Article ▸
* BEGIN *

Dublin Fringe Festival: our guide to the best of the weekend

Here is our selection of the best shows opening this weekend, and the best productions still running that we've seen so far


PREVIEWS 

End Of

The Gutter Bookshop, Dublin

Sep 16-21/23-24 7.30pm €14/€12 fringefest.com

If, like me, your immediate response to the apocalypse would be to regret not having read more books, Sugar Coat Theatre's new production is just the slap in the face you've been needing. Seanan McDonell's new comedy, which will be performed in The Gutter Bookshop, is easily one of the loveliest venues of this year's Fringe. Two friends working in a bookshop receive a mysterious package that may herald the end of the world as we know it. Sharp-eyed director Conor Hanratty works with Charlene Craig, Damian Gildea and Will Irvine – as well as conjuring tricks – to flip through the beginning of the world's last chapters.

Gladys and the Gutter Stars

Smock Alley Theatre Boys School, Dublin

READ MORE

Sep 11-14/16-17 6.45pm €14/€12 fringefest.com

Whatever happened to Gladys and the Gutter Stars? The musical duo, whom the press still write about in sensationalist, incredible and hyperbolic terms, are still universally regarded as the greatest creators of popular song since the dawn of measurable time. Word is their long-anticipated new album will be made available exclusively on floppy disk. Or that it will be composed exclusively of whale song. Either way, performers Rachel Gleeson and Cameron Macauley finally offer a sneak peek of the opus in this Fringe show. Could this be a stunning return to form or a shocking display of hubris? Gladys and the Gutter Stars are pretty sure it will be one of those things.

Polar Night

The New Theatre, Dublin

Sep 14-16/20-23 1pm €12/€10 fringefest.com

A woman travels north in the winter to visit her ill mother, and her new husband. The performance – created by Nadine Flynn and Aaron Stapleton – combines theatre, film and visual art to evoke a cabin folding in on itself with licks of the supernatural and nudges of real concern. In a place where the daylight won't easily reach, manipulation teems and high suicide rates chill the marrow. Rose, struggling to keep her sanity, must find the light to get free.

REVIEWS 

My Left Nut Bewley’s Café Theatre, Powerscourt Townhouse ★★★★

In Michael Patrick’s bittersweet comic solo performance, a young Belfast boy is having trouble with his manhood. In 1998, during the tentative steps of the Good Friday Agreement, the five-year-old’s father passes away, leaving an absence he comes to rue keenly in adolescence, when his left testicle inflates to the size of a grapefruit. In whom can a self-conscious teenager confide?

* END *

Collection entries:
* BEGIN *

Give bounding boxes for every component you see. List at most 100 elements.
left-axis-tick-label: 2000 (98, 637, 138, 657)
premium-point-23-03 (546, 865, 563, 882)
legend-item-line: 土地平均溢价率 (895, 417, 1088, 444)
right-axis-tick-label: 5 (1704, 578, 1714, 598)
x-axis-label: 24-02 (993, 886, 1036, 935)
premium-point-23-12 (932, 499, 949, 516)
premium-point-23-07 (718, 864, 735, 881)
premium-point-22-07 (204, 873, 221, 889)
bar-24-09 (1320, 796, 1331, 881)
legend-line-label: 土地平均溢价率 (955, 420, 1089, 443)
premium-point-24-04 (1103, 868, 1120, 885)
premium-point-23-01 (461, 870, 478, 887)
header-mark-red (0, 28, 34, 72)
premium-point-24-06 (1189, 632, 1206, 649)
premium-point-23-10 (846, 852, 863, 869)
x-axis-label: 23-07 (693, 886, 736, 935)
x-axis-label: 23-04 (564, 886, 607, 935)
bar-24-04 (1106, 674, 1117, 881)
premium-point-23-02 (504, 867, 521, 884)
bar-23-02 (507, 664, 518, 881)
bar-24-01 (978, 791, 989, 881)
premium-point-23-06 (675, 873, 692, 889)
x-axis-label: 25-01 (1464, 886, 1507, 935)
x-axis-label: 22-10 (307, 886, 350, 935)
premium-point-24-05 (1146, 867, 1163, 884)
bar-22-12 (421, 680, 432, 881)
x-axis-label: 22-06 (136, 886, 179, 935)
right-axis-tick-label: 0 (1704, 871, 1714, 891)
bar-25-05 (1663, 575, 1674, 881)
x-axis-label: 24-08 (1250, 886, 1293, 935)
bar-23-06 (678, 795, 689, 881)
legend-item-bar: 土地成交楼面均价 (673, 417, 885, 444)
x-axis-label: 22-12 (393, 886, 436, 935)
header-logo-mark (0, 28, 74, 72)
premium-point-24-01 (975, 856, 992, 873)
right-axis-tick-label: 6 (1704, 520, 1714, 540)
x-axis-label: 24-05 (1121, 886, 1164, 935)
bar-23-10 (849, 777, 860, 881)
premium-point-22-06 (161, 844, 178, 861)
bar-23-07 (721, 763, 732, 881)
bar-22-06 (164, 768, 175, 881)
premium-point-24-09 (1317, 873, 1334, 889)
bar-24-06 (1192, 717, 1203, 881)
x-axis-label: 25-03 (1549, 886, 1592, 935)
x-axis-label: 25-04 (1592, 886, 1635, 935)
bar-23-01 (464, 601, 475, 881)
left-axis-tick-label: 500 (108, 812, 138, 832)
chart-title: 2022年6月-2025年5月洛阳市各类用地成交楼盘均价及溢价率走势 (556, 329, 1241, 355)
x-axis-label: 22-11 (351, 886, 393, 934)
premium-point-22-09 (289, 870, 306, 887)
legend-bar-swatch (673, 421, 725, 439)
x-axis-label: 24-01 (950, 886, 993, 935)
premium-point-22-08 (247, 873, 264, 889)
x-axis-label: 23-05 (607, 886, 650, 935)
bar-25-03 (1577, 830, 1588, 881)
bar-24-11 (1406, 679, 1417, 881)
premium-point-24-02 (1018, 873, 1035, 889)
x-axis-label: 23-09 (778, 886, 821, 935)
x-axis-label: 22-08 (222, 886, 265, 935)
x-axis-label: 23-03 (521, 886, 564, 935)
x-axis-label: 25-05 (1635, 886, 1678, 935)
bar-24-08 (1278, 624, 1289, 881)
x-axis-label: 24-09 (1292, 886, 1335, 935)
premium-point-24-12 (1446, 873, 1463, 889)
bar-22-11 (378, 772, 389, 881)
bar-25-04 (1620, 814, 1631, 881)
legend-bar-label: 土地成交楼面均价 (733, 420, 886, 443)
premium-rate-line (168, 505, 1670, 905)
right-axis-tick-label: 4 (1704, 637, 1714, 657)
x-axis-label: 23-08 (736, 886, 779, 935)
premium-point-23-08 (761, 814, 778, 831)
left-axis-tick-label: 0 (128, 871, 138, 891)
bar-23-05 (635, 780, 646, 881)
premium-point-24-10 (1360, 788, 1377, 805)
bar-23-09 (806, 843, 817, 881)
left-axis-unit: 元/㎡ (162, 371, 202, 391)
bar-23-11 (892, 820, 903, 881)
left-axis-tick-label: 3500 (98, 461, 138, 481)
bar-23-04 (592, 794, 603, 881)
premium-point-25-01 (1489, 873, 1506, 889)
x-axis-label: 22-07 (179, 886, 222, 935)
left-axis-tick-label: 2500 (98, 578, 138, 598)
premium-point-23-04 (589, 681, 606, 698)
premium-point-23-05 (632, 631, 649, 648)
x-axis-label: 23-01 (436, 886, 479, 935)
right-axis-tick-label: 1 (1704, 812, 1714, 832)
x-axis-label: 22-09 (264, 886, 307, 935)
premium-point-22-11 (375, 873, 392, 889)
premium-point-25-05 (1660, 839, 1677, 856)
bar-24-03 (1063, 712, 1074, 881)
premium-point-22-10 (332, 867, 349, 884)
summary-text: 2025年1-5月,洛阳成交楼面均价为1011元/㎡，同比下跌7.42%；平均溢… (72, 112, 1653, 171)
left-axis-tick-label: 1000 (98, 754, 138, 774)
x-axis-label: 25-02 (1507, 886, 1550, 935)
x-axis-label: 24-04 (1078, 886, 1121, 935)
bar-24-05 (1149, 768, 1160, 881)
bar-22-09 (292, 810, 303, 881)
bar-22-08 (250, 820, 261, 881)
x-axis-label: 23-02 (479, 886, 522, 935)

* END *

Problems and tasks ▸
1. Pull out every line of the records that contains the string "right", treating uppercase and lowercase as different.
2. Write the next part of the Dublin Fringe Festival guide, picking up after its final sentence.

Exercise results ▸
1.
right-axis-tick-label: 5 (1704, 578, 1714, 598)
right-axis-tick-label: 0 (1704, 871, 1714, 891)
right-axis-tick-label: 6 (1704, 520, 1714, 540)
right-axis-tick-label: 4 (1704, 637, 1714, 657)
right-axis-tick-label: 1 (1704, 812, 1714, 832)

2.
Written with his director Oisín Kearney, Patrick’s autobiographical coming-of-age tale strives for independence and intimacy through comedy, protected by a very sturdy solo-show formula, made more vulnerable with confessions of body horror and bereavement.

Patrick’s gang of mates, as charmingly sympathetic and well-informed as he is, take the bulge in his trousers to be a sign of his prowess. For his part, Patrick interprets it as punishment from God, “tangled up with wanking”. Unable to confide in his stoic mother he relies on excruciating discoveries via a dial-up internet connection.

The peace process would be a tempting metaphor to explore shifting authority and unguarded dialogue, but Patrick, you feel, is closer to a peace product: his preferred metaphor is a Sega video game.

Embarrassment, moreover, has been his trouble, now transformed to the source of his comedy. Like an ultimately unfussy procedure, that's an encouraging reconciliation. - Peter Crawley
Runs until Sept 23

Gladys and the Gutter Stars
Smock Alley Theatre
★★★★

Can a band live on without their front-woman? In Cameron Macaulay and Rachel Gleeson's wry comedy with songs, both are musicians debuting new material for a podcast. Their painful split from demented lead singer Gladys, of course, is unresolved.

Here, bitterness is barely suppressed under the polite exchanges of an interview. Gleeson sours into a scowl as Cameron gives an intelligible but winding answer for why he struggles with Arts Council applications. In turn, she talks seriously about spirituality and Kanye West.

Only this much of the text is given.